## Information given
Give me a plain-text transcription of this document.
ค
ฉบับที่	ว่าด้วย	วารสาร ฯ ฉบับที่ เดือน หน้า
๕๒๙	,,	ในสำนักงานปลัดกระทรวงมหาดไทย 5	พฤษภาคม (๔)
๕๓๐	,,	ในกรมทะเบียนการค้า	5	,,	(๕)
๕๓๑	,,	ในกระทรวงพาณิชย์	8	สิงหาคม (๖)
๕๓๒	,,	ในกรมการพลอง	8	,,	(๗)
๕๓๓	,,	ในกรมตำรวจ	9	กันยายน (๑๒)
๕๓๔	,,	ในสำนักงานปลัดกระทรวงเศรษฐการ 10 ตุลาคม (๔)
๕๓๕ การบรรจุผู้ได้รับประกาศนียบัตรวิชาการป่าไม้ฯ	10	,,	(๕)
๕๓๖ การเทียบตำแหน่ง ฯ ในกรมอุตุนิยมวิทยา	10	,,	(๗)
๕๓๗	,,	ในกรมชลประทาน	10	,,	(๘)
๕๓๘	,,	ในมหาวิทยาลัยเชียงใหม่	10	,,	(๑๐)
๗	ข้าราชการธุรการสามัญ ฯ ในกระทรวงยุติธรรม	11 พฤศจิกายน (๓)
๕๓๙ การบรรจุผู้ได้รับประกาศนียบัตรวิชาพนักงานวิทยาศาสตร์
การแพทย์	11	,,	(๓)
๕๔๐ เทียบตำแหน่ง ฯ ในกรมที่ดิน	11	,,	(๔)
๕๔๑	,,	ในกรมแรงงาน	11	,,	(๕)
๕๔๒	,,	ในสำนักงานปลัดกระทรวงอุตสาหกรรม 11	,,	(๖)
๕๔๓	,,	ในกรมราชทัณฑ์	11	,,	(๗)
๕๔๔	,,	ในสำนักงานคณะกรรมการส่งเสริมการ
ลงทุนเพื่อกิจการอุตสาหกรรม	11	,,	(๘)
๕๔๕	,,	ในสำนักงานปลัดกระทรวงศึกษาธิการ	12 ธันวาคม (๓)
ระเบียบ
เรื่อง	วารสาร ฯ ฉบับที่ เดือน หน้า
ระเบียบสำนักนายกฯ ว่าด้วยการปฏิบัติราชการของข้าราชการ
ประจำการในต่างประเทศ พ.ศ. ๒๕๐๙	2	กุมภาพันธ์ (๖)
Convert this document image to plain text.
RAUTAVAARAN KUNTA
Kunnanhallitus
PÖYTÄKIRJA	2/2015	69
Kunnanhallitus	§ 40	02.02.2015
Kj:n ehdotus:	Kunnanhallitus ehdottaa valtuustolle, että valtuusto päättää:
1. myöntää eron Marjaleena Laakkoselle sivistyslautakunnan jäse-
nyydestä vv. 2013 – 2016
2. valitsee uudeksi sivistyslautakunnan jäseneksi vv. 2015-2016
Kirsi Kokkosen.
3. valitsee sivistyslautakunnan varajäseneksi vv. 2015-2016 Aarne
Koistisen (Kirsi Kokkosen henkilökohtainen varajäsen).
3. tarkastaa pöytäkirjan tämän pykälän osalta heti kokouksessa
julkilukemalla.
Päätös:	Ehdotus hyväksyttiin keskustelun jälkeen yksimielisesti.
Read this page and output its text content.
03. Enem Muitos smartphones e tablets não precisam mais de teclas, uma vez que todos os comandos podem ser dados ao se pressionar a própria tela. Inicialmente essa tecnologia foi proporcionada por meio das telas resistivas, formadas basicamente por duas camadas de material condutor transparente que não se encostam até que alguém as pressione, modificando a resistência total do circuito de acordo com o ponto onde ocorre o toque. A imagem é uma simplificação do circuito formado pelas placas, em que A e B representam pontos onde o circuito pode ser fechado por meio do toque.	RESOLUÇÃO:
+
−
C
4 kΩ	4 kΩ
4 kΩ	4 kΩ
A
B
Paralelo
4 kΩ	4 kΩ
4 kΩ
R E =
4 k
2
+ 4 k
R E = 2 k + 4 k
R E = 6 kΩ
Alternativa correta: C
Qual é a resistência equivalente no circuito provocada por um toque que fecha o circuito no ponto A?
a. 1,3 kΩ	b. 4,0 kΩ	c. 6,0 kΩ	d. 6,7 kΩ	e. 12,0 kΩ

## Written exercise
Reproduce all the data word for word.

## Result of the task
Give me a plain-text transcription of this document.
ค
ฉบับที่	ว่าด้วย	วารสาร ฯ ฉบับที่ เดือน หน้า
๕๒๙	,,	ในสำนักงานปลัดกระทรวงมหาดไทย 5	พฤษภาคม (๔)
๕๓๐	,,	ในกรมทะเบียนการค้า	5	,,	(๕)
๕๓๑	,,	ในกระทรวงพาณิชย์	8	สิงหาคม (๖)
๕๓๒	,,	ในกรมการพลอง	8	,,	(๗)
๕๓๓	,,	ในกรมตำรวจ	9	กันยายน (๑๒)
๕๓๔	,,	ในสำนักงานปลัดกระทรวงเศรษฐการ 10 ตุลาคม (๔)
๕๓๕ การบรรจุผู้ได้รับประกาศนียบัตรวิชาการป่าไม้ฯ	10	,,	(๕)
๕๓๖ การเทียบตำแหน่ง ฯ ในกรมอุตุนิยมวิทยา	10	,,	(๗)
๕๓๗	,,	ในกรมชลประทาน	10	,,	(๘)
๕๓๘	,,	ในมหาวิทยาลัยเชียงใหม่	10	,,	(๑๐)
๗	ข้าราชการธุรการสามัญ ฯ ในกระทรวงยุติธรรม	11 พฤศจิกายน (๓)
๕๓๙ การบรรจุผู้ได้รับประกาศนียบัตรวิชาพนักงานวิทยาศาสตร์
การแพทย์	11	,,	(๓)
๕๔๐ เทียบตำแหน่ง ฯ ในกรมที่ดิน	11	,,	(๔)
๕๔๑	,,	ในกรมแรงงาน	11	,,	(๕)
๕๔๒	,,	ในสำนักงานปลัดกระทรวงอุตสาหกรรม 11	,,	(๖)
๕๔๓	,,	ในกรมราชทัณฑ์	11	,,	(๗)
๕๔๔	,,	ในสำนักงานคณะกรรมการส่งเสริมการ
ลงทุนเพื่อกิจการอุตสาหกรรม	11	,,	(๘)
๕๔๕	,,	ในสำนักงานปลัดกระทรวงศึกษาธิการ	12 ธันวาคม (๓)
ระเบียบ
เรื่อง	วารสาร ฯ ฉบับที่ เดือน หน้า
ระเบียบสำนักนายกฯ ว่าด้วยการปฏิบัติราชการของข้าราชการ
ประจำการในต่างประเทศ พ.ศ. ๒๕๐๙	2	กุมภาพันธ์ (๖)
Convert this document image to plain text.
RAUTAVAARAN KUNTA
Kunnanhallitus
PÖYTÄKIRJA	2/2015	69
Kunnanhallitus	§ 40	02.02.2015
Kj:n ehdotus:	Kunnanhallitus ehdottaa valtuustolle, että valtuusto päättää:
1. myöntää eron Marjaleena Laakkoselle sivistyslautakunnan jäse-
nyydestä vv. 2013 – 2016
2. valitsee uudeksi sivistyslautakunnan jäseneksi vv. 2015-2016
Kirsi Kokkosen.
3. valitsee sivistyslautakunnan varajäseneksi vv. 2015-2016 Aarne
Koistisen (Kirsi Kokkosen henkilökohtainen varajäsen).
3. tarkastaa pöytäkirjan tämän pykälän osalta heti kokouksessa
julkilukemalla.
Päätös:	Ehdotus hyväksyttiin keskustelun jälkeen yksimielisesti.
Read this page and output its text content.
03. Enem Muitos smartphones e tablets não precisam mais de teclas, uma vez que todos os comandos podem ser dados ao se pressionar a própria tela. Inicialmente essa tecnologia foi proporcionada por meio das telas resistivas, formadas basicamente por duas camadas de material condutor transparente que não se encostam até que alguém as pressione, modificando a resistência total do circuito de acordo com o ponto onde ocorre o toque. A imagem é uma simplificação do circuito formado pelas placas, em que A e B representam pontos onde o circuito pode ser fechado por meio do toque.	RESOLUÇÃO:
+
−
C
4 kΩ	4 kΩ
4 kΩ	4 kΩ
A
B
Paralelo
4 kΩ	4 kΩ
4 kΩ
R E =
4 k
2
+ 4 k
R E = 2 k + 4 k
R E = 6 kΩ
Alternativa correta: C
Qual é a resistência equivalente no circuito provocada por um toque que fecha o circuito no ponto A?
a. 1,3 kΩ	b. 4,0 kΩ	c. 6,0 kΩ	d. 6,7 kΩ	e. 12,0 kΩ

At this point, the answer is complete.